------ Quoted text ------

Posted By Carp On June 2, 2012 @ 3:22 am In Hockey,New York Rangers,NHL,Stanley Cup playoffs | 263 Comments

1. The pattern was set in Europe.  The Rangers were mostly out-skated in both games against LA and Anaheim, and the shot blocking persona came into sharp relief.  We were going to be a black and blue team.  But nothing over those first 10 games hinted at the team’s potential.  In fact, the Rangers were outshot 321-245 over the first 10 games. On Oct. 18 in Vancouver, the slow start continued for two dismal periods as the Canucks flew across the ice but could not pierce the Wall of Hank.  And in the third, Mike Rupp put the Blueshirts ahead en route to a stunning 4-0 win. That’s when the season began to turn.

2. Back home, though, losses to the Leafs and a blown 3-0 lead to Ottawa left us at 3-4-2 when the preseason Cup favorite Sharks rolled in.  But Marty stoned them 5-2 for his 2nd win (remember Joe Thornton’s “we are better than  them” post-game whine…how is your golf game, Joe?).  The game was another key milestone as fans began to believe that the plan to rest Hank 20 games a year might actually work out.

3. The win over the Sharks launched a season defining seven-game win streak.  Two bad losses on the road against the Habs and FL were discouraging but the Rangers came home and won two electrifying games against the Flyers and the Pens.  Yet, the discerning fan still worried recognizing that through the first 22 games we were being out shot 673-577 suggesting there was a lot of dependence on Hank who by now was clear was having a Vezina quality season.  But could he avoid the dips we had seen in past years?

------ Given records ------

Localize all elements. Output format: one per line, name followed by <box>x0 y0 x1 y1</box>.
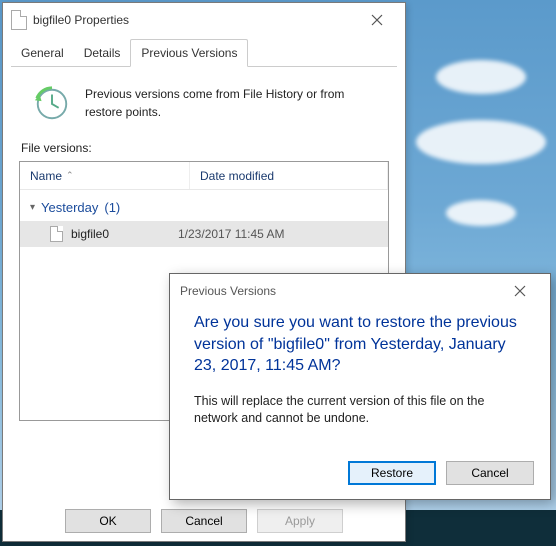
tab-general[interactable]: General <box>11 40 74 66</box>
restore-button[interactable]: Restore <box>348 461 436 485</box>
description-text: Previous versions come from File History… <box>85 85 355 123</box>
tab-previous-versions[interactable]: Previous Versions <box>130 39 248 67</box>
confirm-dialog: Previous Versions Are you sure you want … <box>169 273 551 500</box>
tab-bar: General Details Previous Versions <box>11 37 397 67</box>
dialog-cancel-button[interactable]: Cancel <box>446 461 534 485</box>
window-button-row: OK Cancel Apply <box>3 509 405 533</box>
column-name-label: Name <box>30 169 62 183</box>
history-clock-icon <box>33 85 71 123</box>
column-date[interactable]: Date modified <box>190 162 388 189</box>
window-title: bigfile0 Properties <box>33 13 357 27</box>
ok-button[interactable]: OK <box>65 509 151 533</box>
group-header[interactable]: ▾ Yesterday (1) <box>20 190 388 221</box>
version-name: bigfile0 <box>71 227 109 241</box>
dialog-close-button[interactable] <box>500 278 540 304</box>
expand-caret-icon: ▾ <box>30 202 35 213</box>
dialog-titlebar[interactable]: Previous Versions <box>170 274 550 308</box>
column-name[interactable]: Name ⌃ <box>20 162 190 189</box>
cancel-button[interactable]: Cancel <box>161 509 247 533</box>
group-label: Yesterday <box>41 200 98 215</box>
titlebar[interactable]: bigfile0 Properties <box>3 3 405 37</box>
group-count: (1) <box>104 200 120 215</box>
tab-details[interactable]: Details <box>74 40 131 66</box>
version-date: 1/23/2017 11:45 AM <box>178 227 285 241</box>
close-button[interactable] <box>357 7 397 33</box>
dialog-secondary-text: This will replace the current version of… <box>194 393 526 428</box>
close-icon <box>371 14 383 26</box>
sort-indicator-icon: ⌃ <box>66 170 74 181</box>
version-row[interactable]: bigfile0 1/23/2017 11:45 AM <box>20 221 388 247</box>
apply-button: Apply <box>257 509 343 533</box>
column-date-label: Date modified <box>200 169 274 183</box>
close-icon <box>514 285 526 297</box>
file-icon <box>50 226 63 242</box>
file-icon <box>11 10 27 30</box>
dialog-title: Previous Versions <box>180 284 500 298</box>
list-header: Name ⌃ Date modified <box>20 162 388 190</box>
dialog-main-text: Are you sure you want to restore the pre… <box>194 312 526 377</box>
dialog-button-row: Restore Cancel <box>348 461 534 485</box>
file-versions-label: File versions: <box>21 141 387 155</box>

------

What the exercise asks:
Pick up the numbered look back at the Rangers' season right after its last sentence and keep writing it.

Result of this task:
4. The Winter Classic hype began to build through December and the Rangers played continued to impress.  The month saw some real highlights, from the goal against Phoienix with .01 seconds left to Hagelin’s SH goal against Marty in a 4-1 W over the Devils, to another throbbing 4-2 home win against the Flyers.  Of course, the Winter Classic capped off a stellar 11-5-1 run, including 5 straight, between Dec.1-Jan.2 firmly establishing the Rangers as a legitimate threat to win the East. By now, Hank’s jaw dropping level of play was taken for granted, and we realized McD was the steal of Sather’s tenancy as Ranger GM.

5. January dawned and many of us waited for the swoon.  We’d seen it so often…good starts, then a collapse in Jan-Feb and a desperate sprint just to make the playoffs.  Would this year be different?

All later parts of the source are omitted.